Exercise input:
———
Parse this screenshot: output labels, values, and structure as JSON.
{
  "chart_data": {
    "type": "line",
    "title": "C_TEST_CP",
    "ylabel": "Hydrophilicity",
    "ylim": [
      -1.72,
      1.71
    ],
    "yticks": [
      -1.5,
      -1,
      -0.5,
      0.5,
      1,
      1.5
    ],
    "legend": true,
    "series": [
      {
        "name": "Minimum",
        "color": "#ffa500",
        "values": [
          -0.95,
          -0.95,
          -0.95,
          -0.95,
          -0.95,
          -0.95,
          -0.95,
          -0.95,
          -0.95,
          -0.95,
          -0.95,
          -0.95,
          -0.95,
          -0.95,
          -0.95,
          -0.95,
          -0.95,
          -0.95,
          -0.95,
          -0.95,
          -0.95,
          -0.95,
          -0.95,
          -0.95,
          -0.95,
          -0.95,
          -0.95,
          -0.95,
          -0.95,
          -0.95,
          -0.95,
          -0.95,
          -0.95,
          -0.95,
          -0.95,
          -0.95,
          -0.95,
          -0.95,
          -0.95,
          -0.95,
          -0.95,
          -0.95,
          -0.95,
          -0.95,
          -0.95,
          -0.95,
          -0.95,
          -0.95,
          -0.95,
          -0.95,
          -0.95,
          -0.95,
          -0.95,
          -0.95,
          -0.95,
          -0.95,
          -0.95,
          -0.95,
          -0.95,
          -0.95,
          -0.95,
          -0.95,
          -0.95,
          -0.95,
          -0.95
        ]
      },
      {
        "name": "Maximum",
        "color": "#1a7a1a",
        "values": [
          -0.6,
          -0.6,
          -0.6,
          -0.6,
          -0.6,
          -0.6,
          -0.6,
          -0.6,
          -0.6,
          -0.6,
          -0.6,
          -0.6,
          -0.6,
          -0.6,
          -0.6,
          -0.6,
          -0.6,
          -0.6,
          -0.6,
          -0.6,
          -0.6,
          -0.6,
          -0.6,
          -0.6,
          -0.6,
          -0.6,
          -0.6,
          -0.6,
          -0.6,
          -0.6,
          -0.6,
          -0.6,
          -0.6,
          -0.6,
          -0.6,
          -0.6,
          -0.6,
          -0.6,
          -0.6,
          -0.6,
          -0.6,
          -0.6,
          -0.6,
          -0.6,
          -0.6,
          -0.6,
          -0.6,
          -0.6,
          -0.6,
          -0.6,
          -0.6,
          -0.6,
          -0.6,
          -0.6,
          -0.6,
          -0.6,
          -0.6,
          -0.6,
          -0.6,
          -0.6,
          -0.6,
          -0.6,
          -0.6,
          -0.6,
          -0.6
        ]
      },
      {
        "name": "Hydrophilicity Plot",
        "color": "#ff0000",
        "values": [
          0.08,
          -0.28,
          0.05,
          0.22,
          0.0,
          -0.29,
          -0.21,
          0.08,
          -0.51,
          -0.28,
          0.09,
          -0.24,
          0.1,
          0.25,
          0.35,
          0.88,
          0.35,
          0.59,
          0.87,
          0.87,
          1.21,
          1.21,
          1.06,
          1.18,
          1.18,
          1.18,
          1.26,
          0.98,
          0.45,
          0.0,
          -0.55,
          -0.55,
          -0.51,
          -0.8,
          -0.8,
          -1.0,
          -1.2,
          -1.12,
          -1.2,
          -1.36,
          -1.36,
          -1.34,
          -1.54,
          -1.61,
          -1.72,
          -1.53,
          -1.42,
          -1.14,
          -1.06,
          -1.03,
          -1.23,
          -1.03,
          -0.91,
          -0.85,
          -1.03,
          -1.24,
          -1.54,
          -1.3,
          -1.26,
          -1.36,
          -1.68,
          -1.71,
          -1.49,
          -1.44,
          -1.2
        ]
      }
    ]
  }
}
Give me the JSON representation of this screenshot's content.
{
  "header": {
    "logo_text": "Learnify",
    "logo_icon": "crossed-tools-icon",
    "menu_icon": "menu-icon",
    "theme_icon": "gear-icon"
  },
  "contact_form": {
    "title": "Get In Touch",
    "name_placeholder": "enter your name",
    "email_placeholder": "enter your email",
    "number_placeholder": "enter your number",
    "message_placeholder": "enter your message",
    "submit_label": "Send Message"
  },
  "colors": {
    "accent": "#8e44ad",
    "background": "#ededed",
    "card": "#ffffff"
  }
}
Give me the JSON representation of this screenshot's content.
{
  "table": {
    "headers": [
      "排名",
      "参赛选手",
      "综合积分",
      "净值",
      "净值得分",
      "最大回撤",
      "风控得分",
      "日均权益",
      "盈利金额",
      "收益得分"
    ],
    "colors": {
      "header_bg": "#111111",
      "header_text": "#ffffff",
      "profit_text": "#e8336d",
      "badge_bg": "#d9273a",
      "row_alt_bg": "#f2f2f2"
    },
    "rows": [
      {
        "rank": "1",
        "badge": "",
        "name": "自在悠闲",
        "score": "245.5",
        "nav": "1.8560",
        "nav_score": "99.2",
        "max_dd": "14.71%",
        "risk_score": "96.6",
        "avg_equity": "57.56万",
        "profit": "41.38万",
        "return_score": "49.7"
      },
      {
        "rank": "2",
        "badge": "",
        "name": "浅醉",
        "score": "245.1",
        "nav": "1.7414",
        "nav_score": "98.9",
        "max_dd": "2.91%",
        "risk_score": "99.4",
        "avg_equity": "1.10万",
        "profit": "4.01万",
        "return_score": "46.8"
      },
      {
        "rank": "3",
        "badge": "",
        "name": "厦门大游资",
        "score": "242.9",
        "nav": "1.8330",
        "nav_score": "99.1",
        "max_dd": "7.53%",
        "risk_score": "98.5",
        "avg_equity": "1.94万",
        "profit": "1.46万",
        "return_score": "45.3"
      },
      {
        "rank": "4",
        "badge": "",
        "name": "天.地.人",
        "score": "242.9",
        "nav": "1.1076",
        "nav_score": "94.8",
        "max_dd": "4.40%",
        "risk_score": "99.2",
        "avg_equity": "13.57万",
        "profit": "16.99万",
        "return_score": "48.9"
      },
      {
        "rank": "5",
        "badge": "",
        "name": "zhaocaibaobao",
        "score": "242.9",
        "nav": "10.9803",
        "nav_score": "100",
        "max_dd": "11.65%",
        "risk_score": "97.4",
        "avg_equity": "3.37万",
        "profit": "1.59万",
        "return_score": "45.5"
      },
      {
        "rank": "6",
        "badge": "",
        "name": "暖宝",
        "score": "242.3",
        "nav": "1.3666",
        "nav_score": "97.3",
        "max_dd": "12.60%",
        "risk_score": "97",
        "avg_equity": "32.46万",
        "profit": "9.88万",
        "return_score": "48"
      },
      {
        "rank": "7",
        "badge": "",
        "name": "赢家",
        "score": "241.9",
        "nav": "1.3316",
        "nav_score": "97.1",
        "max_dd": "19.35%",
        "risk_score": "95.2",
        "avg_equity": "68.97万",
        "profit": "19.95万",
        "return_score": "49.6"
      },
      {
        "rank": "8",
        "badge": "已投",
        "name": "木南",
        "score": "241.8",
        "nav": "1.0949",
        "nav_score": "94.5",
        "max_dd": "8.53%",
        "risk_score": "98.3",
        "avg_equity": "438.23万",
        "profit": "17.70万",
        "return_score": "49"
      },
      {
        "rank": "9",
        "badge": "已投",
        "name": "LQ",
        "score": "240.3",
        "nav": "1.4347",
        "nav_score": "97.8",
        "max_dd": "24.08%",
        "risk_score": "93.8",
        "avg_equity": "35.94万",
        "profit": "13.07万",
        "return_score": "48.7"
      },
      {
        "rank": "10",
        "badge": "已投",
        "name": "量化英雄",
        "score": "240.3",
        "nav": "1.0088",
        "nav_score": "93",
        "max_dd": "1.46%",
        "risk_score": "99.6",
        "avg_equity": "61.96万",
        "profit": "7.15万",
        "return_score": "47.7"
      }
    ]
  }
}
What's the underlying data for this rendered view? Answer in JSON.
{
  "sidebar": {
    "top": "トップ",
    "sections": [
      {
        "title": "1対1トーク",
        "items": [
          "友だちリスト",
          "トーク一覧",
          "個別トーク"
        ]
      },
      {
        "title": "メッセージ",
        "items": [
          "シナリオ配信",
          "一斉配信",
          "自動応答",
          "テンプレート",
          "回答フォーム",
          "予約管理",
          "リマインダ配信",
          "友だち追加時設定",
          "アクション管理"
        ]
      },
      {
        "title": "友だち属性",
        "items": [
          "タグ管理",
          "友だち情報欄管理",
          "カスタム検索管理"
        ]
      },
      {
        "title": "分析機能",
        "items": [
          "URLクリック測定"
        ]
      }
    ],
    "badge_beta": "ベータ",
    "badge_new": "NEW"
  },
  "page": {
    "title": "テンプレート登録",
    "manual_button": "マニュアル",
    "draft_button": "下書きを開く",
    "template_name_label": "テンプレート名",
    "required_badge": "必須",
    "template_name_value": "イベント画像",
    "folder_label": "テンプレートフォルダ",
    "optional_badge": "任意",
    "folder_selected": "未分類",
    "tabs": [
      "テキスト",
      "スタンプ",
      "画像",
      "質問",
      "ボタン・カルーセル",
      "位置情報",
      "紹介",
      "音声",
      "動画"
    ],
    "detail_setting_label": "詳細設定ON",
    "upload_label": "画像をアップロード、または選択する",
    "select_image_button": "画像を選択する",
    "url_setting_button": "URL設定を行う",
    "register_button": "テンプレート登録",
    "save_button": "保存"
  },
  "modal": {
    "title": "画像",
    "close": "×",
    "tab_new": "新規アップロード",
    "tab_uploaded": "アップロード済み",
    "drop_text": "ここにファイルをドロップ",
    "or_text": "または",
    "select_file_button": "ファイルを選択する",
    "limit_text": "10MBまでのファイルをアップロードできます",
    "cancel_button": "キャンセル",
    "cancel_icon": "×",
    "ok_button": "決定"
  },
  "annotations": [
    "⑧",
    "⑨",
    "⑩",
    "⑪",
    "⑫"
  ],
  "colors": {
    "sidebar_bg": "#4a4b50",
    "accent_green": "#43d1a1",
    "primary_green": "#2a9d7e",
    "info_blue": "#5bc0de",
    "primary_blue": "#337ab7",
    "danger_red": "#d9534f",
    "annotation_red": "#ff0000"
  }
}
———
In the entries above, some lines may contain the string "Hydrophilicity"; report how many, without additional comment.

Correct output: 2